_Exercise goal_:
Return the records in full, with every character preserved.

[Collection entries]
==================================================

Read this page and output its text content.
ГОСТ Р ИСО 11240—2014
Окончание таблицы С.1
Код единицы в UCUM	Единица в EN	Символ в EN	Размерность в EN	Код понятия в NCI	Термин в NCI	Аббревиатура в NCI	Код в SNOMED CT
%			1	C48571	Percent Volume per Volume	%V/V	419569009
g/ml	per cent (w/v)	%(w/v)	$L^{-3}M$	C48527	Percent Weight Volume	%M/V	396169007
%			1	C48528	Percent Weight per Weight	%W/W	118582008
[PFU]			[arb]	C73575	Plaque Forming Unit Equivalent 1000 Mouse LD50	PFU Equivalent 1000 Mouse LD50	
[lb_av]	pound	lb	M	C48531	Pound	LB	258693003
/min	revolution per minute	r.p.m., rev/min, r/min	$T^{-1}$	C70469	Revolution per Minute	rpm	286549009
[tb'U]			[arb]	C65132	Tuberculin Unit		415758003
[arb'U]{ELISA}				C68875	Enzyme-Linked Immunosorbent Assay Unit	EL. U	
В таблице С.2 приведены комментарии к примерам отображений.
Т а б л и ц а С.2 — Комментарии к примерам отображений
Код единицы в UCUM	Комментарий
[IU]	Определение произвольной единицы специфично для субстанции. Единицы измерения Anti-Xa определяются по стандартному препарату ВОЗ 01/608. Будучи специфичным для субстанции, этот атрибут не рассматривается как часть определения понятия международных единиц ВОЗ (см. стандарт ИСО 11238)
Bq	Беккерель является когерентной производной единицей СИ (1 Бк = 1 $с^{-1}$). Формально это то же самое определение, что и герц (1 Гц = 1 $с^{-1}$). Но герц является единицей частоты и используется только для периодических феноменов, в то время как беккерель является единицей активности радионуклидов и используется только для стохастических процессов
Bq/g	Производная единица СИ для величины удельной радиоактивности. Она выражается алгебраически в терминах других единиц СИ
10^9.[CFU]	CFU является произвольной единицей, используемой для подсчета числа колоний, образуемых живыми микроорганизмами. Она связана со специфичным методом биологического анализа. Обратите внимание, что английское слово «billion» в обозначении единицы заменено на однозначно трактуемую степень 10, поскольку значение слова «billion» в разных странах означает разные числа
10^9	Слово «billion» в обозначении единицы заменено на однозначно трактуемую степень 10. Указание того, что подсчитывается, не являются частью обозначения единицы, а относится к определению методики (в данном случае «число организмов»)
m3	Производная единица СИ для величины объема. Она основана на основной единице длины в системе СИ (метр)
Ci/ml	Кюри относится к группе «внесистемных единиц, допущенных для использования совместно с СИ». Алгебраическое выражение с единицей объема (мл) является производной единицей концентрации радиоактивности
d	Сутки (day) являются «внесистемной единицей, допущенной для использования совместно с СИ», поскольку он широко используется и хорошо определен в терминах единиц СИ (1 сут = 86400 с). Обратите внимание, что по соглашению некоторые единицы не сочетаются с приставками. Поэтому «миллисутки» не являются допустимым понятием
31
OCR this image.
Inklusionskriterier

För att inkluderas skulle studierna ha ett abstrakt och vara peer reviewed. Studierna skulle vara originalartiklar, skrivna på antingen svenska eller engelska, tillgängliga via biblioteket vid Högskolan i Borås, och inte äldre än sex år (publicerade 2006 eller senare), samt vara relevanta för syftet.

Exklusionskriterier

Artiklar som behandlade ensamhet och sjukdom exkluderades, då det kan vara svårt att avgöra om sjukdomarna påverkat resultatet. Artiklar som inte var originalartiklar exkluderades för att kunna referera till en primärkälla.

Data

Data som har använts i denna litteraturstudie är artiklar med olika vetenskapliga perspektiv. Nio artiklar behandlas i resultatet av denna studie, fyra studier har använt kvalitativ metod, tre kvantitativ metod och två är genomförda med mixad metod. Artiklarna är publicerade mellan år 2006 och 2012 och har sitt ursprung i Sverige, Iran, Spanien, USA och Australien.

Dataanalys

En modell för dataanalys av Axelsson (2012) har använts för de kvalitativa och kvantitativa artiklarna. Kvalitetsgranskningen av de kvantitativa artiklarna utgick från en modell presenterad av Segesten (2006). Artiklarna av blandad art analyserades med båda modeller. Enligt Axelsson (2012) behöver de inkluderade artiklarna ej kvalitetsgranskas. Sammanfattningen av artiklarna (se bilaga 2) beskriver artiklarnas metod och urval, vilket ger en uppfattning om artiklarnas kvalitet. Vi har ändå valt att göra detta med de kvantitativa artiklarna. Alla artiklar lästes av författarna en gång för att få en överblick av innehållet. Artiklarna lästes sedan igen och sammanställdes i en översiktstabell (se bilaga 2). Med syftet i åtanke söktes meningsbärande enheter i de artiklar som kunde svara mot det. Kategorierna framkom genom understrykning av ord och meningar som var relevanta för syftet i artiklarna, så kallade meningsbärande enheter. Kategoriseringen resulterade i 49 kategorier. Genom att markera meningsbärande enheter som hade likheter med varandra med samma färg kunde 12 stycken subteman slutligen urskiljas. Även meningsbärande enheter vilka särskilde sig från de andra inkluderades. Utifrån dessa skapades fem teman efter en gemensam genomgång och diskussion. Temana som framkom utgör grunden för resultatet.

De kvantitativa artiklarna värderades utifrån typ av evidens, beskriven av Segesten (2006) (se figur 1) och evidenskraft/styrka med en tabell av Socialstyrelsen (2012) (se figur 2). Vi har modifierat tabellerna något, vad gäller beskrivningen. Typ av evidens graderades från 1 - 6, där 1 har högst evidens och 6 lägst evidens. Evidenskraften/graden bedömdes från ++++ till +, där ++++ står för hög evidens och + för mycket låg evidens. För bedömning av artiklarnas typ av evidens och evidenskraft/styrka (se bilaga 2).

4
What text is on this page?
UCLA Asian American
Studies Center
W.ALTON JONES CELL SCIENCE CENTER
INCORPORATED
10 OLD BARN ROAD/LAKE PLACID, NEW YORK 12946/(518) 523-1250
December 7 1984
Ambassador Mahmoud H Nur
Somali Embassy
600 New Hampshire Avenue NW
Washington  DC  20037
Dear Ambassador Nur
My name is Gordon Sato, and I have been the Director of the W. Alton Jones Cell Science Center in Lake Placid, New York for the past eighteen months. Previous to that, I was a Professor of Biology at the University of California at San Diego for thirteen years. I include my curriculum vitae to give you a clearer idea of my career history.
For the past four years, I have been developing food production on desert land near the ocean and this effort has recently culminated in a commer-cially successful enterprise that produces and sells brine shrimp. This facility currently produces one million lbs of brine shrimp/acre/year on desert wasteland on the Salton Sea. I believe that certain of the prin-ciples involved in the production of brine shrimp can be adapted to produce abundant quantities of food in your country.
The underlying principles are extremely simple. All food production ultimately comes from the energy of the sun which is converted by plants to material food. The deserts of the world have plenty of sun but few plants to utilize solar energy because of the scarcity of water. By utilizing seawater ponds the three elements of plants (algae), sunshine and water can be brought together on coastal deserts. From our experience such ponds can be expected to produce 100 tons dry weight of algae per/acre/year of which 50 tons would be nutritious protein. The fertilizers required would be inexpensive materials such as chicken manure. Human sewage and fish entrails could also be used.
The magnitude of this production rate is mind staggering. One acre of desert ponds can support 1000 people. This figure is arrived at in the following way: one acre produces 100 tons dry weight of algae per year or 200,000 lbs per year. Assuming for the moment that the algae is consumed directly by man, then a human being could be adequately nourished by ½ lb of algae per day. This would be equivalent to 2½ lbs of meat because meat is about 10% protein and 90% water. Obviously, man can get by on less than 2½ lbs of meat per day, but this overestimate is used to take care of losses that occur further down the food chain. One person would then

==================================================

_Exercise result_:
Read this page and output its text content.
ГОСТ Р ИСО 11240—2014
Окончание таблицы С.1
Код единицы в UCUM	Единица в EN	Символ в EN	Размерность в EN	Код понятия в NCI	Термин в NCI	Аббревиатура в NCI	Код в SNOMED CT
%			1	C48571	Percent Volume per Volume	%V/V	419569009
g/ml	per cent (w/v)	%(w/v)	$L^{-3}M$	C48527	Percent Weight Volume	%M/V	396169007
%			1	C48528	Percent Weight per Weight	%W/W	118582008
[PFU]			[arb]	C73575	Plaque Forming Unit Equivalent 1000 Mouse LD50	PFU Equivalent 1000 Mouse LD50	
[lb_av]	pound	lb	M	C48531	Pound	LB	258693003
/min	revolution per minute	r.p.m., rev/min, r/min	$T^{-1}$	C70469	Revolution per Minute	rpm	286549009
[tb'U]			[arb]	C65132	Tuberculin Unit		415758003
[arb'U]{ELISA}				C68875	Enzyme-Linked Immunosorbent Assay Unit	EL. U	
В таблице С.2 приведены комментарии к примерам отображений.
Т а б л и ц а С.2 — Комментарии к примерам отображений
Код единицы в UCUM	Комментарий
[IU]	Определение произвольной единицы специфично для субстанции. Единицы измерения Anti-Xa определяются по стандартному препарату ВОЗ 01/608. Будучи специфичным для субстанции, этот атрибут не рассматривается как часть определения понятия международных единиц ВОЗ (см. стандарт ИСО 11238)
Bq	Беккерель является когерентной производной единицей СИ (1 Бк = 1 $с^{-1}$). Формально это то же самое определение, что и герц (1 Гц = 1 $с^{-1}$). Но герц является единицей частоты и используется только для периодических феноменов, в то время как беккерель является единицей активности радионуклидов и используется только для стохастических процессов
Bq/g	Производная единица СИ для величины удельной радиоактивности. Она выражается алгебраически в терминах других единиц СИ
10^9.[CFU]	CFU является произвольной единицей, используемой для подсчета числа колоний, образуемых живыми микроорганизмами. Она связана со специфичным методом биологического анализа. Обратите внимание, что английское слово «billion» в обозначении единицы заменено на однозначно трактуемую степень 10, поскольку значение слова «billion» в разных странах означает разные числа
10^9	Слово «billion» в обозначении единицы заменено на однозначно трактуемую степень 10. Указание того, что подсчитывается, не являются частью обозначения единицы, а относится к определению методики (в данном случае «число организмов»)
m3	Производная единица СИ для величины объема. Она основана на основной единице длины в системе СИ (метр)
Ci/ml	Кюри относится к группе «внесистемных единиц, допущенных для использования совместно с СИ». Алгебраическое выражение с единицей объема (мл) является производной единицей концентрации радиоактивности
d	Сутки (day) являются «внесистемной единицей, допущенной для использования совместно с СИ», поскольку он широко используется и хорошо определен в терминах единиц СИ (1 сут = 86400 с). Обратите внимание, что по соглашению некоторые единицы не сочетаются с приставками. Поэтому «миллисутки» не являются допустимым понятием
31
OCR this image.
Inklusionskriterier

För att inkluderas skulle studierna ha ett abstrakt och vara peer reviewed. Studierna skulle vara originalartiklar, skrivna på antingen svenska eller engelska, tillgängliga via biblioteket vid Högskolan i Borås, och inte äldre än sex år (publicerade 2006 eller senare), samt vara relevanta för syftet.

Exklusionskriterier

Artiklar som behandlade ensamhet och sjukdom exkluderades, då det kan vara svårt att avgöra om sjukdomarna påverkat resultatet. Artiklar som inte var originalartiklar exkluderades för att kunna referera till en primärkälla.

Data

Data som har använts i denna litteraturstudie är artiklar med olika vetenskapliga perspektiv. Nio artiklar behandlas i resultatet av denna studie, fyra studier har använt kvalitativ metod, tre kvantitativ metod och två är genomförda med mixad metod. Artiklarna är publicerade mellan år 2006 och 2012 och har sitt ursprung i Sverige, Iran, Spanien, USA och Australien.

Dataanalys

En modell för dataanalys av Axelsson (2012) har använts för de kvalitativa och kvantitativa artiklarna. Kvalitetsgranskningen av de kvantitativa artiklarna utgick från en modell presenterad av Segesten (2006). Artiklarna av blandad art analyserades med båda modeller. Enligt Axelsson (2012) behöver de inkluderade artiklarna ej kvalitetsgranskas. Sammanfattningen av artiklarna (se bilaga 2) beskriver artiklarnas metod och urval, vilket ger en uppfattning om artiklarnas kvalitet. Vi har ändå valt att göra detta med de kvantitativa artiklarna. Alla artiklar lästes av författarna en gång för att få en överblick av innehållet. Artiklarna lästes sedan igen och sammanställdes i en översiktstabell (se bilaga 2). Med syftet i åtanke söktes meningsbärande enheter i de artiklar som kunde svara mot det. Kategorierna framkom genom understrykning av ord och meningar som var relevanta för syftet i artiklarna, så kallade meningsbärande enheter. Kategoriseringen resulterade i 49 kategorier. Genom att markera meningsbärande enheter som hade likheter med varandra med samma färg kunde 12 stycken subteman slutligen urskiljas. Även meningsbärande enheter vilka särskilde sig från de andra inkluderades. Utifrån dessa skapades fem teman efter en gemensam genomgång och diskussion. Temana som framkom utgör grunden för resultatet.

De kvantitativa artiklarna värderades utifrån typ av evidens, beskriven av Segesten (2006) (se figur 1) och evidenskraft/styrka med en tabell av Socialstyrelsen (2012) (se figur 2). Vi har modifierat tabellerna något, vad gäller beskrivningen. Typ av evidens graderades från 1 - 6, där 1 har högst evidens och 6 lägst evidens. Evidenskraften/graden bedömdes från ++++ till +, där ++++ står för hög evidens och + för mycket låg evidens. För bedömning av artiklarnas typ av evidens och evidenskraft/styrka (se bilaga 2).

4
What text is on this page?
UCLA Asian American
Studies Center
W.ALTON JONES CELL SCIENCE CENTER
INCORPORATED
10 OLD BARN ROAD/LAKE PLACID, NEW YORK 12946/(518) 523-1250
December 7 1984
Ambassador Mahmoud H Nur
Somali Embassy
600 New Hampshire Avenue NW
Washington  DC  20037
Dear Ambassador Nur
My name is Gordon Sato, and I have been the Director of the W. Alton Jones Cell Science Center in Lake Placid, New York for the past eighteen months. Previous to that, I was a Professor of Biology at the University of California at San Diego for thirteen years. I include my curriculum vitae to give you a clearer idea of my career history.
For the past four years, I have been developing food production on desert land near the ocean and this effort has recently culminated in a commer-cially successful enterprise that produces and sells brine shrimp. This facility currently produces one million lbs of brine shrimp/acre/year on desert wasteland on the Salton Sea. I believe that certain of the prin-ciples involved in the production of brine shrimp can be adapted to produce abundant quantities of food in your country.
The underlying principles are extremely simple. All food production ultimately comes from the energy of the sun which is converted by plants to material food. The deserts of the world have plenty of sun but few plants to utilize solar energy because of the scarcity of water. By utilizing seawater ponds the three elements of plants (algae), sunshine and water can be brought together on coastal deserts. From our experience such ponds can be expected to produce 100 tons dry weight of algae per/acre/year of which 50 tons would be nutritious protein. The fertilizers required would be inexpensive materials such as chicken manure. Human sewage and fish entrails could also be used.
The magnitude of this production rate is mind staggering. One acre of desert ponds can support 1000 people. This figure is arrived at in the following way: one acre produces 100 tons dry weight of algae per year or 200,000 lbs per year. Assuming for the moment that the algae is consumed directly by man, then a human being could be adequately nourished by ½ lb of algae per day. This would be equivalent to 2½ lbs of meat because meat is about 10% protein and 90% water. Obviously, man can get by on less than 2½ lbs of meat per day, but this overestimate is used to take care of losses that occur further down the food chain. One person would then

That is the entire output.